TASK INSTRUCTIONS — Take the line containing "Transcribe this image's" and every line after it to the end of the records, and copy them exactly, leaving out pictures.

MATERIAL TO PROCESS —
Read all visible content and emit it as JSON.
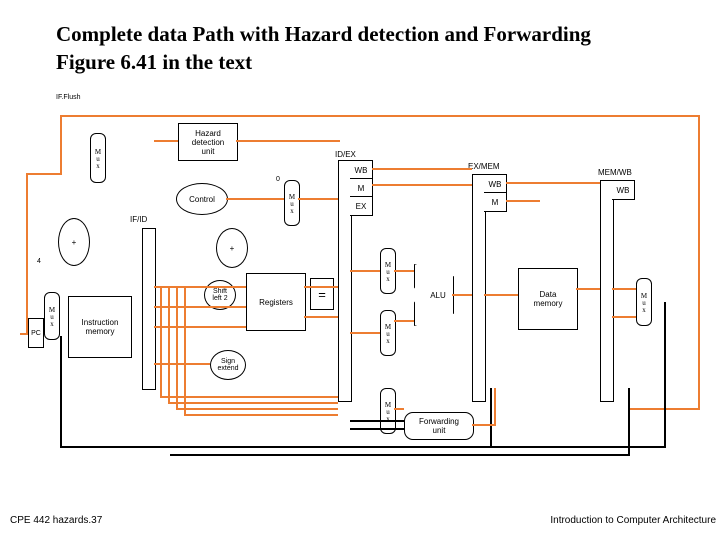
{
  "title_l1": "Complete data Path with Hazard detection and Forwarding",
  "title_l2": "Figure 6.41 in the text",
  "footer_left": "CPE 442  hazards.37",
  "footer_right": "Introduction to Computer Architecture",
  "ifflush": "IF.Flush",
  "hazard": "Hazard\ndetection\nunit",
  "control": "Control",
  "imem": "Instruction\nmemory",
  "regfile": "Registers",
  "signext": "Sign\nextend",
  "shl2": "Shift\nleft 2",
  "alu": "ALU",
  "eq": "=",
  "dmem": "Data\nmemory",
  "fwd": "Forwarding\nunit",
  "pc": "PC",
  "plus": "+",
  "four": "4",
  "zero": "0",
  "mux": "Mux",
  "ifid": "IF/ID",
  "idex": "ID/EX",
  "exmem": "EX/MEM",
  "memwb": "MEM/WB",
  "wb": "WB",
  "m": "M",
  "ex": "EX"
}
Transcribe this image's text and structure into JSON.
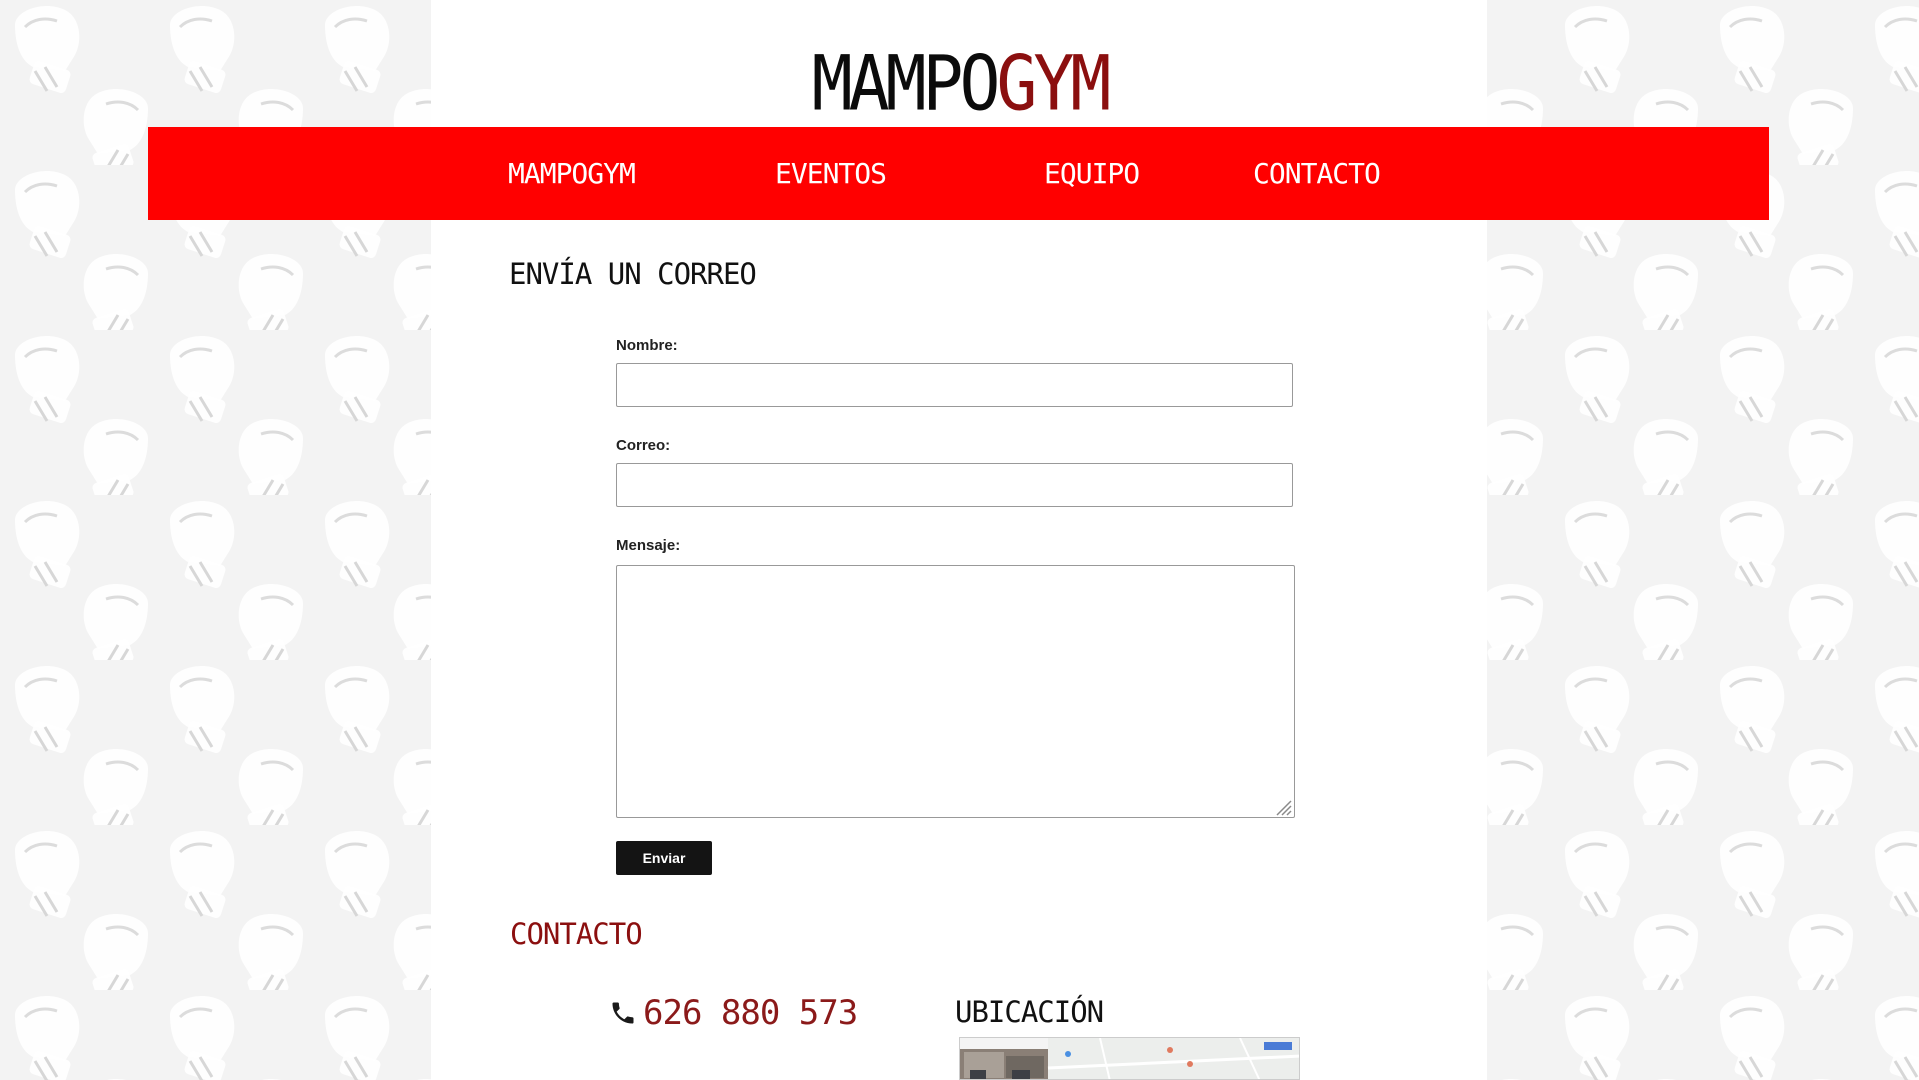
{
  "site": {
    "logo_part1": "MAMPO",
    "logo_part2": "GYM"
  },
  "nav": {
    "items": [
      {
        "label": "MAMPOGYM"
      },
      {
        "label": "EVENTOS"
      },
      {
        "label": "EQUIPO"
      },
      {
        "label": "CONTACTO"
      }
    ]
  },
  "form": {
    "heading": "ENVÍA UN CORREO",
    "name_label": "Nombre:",
    "name_value": "",
    "email_label": "Correo:",
    "email_value": "",
    "message_label": "Mensaje:",
    "message_value": "",
    "submit_label": "Enviar"
  },
  "contact": {
    "heading": "CONTACTO",
    "phone": "626 880 573",
    "location_heading": "UBICACIÓN",
    "phone_icon": "phone-icon",
    "map": "map-thumbnail"
  },
  "colors": {
    "nav_red": "#ff0000",
    "brand_dark_red": "#8b0f0f",
    "button_black": "#141414"
  },
  "icons": [
    "boxing-glove-icon",
    "phone-icon",
    "resize-grip-icon"
  ]
}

EXERCISE ANSWER —
Transcribe this image's text and structure into JSON.
{
  "site": {
    "logo_part1": "MAMPO",
    "logo_part2": "GYM"
  },
  "nav": {
    "items": [
      {
        "label": "MAMPOGYM"
      },
      {
        "label": "EVENTOS"
      },
      {
        "label": "EQUIPO"
      },
      {
        "label": "CONTACTO"
      }
    ]
  },
  "form": {
    "heading": "ENVÍA UN CORREO",
    "name_label": "Nombre:",
    "name_value": "",
    "email_label": "Correo:",
    "email_value": "",
    "message_label": "Mensaje:",
    "message_value": "",
    "submit_label": "Enviar"
  },
  "contact": {
    "heading": "CONTACTO",
    "phone": "626 880 573",
    "location_heading": "UBICACIÓN",
    "phone_icon": "phone-icon",
    "map": "map-thumbnail"
  },
  "colors": {
    "nav_red": "#ff0000",
    "brand_dark_red": "#8b0f0f",
    "button_black": "#141414"
  },
  "icons": [
    "boxing-glove-icon",
    "phone-icon",
    "resize-grip-icon"
  ]
}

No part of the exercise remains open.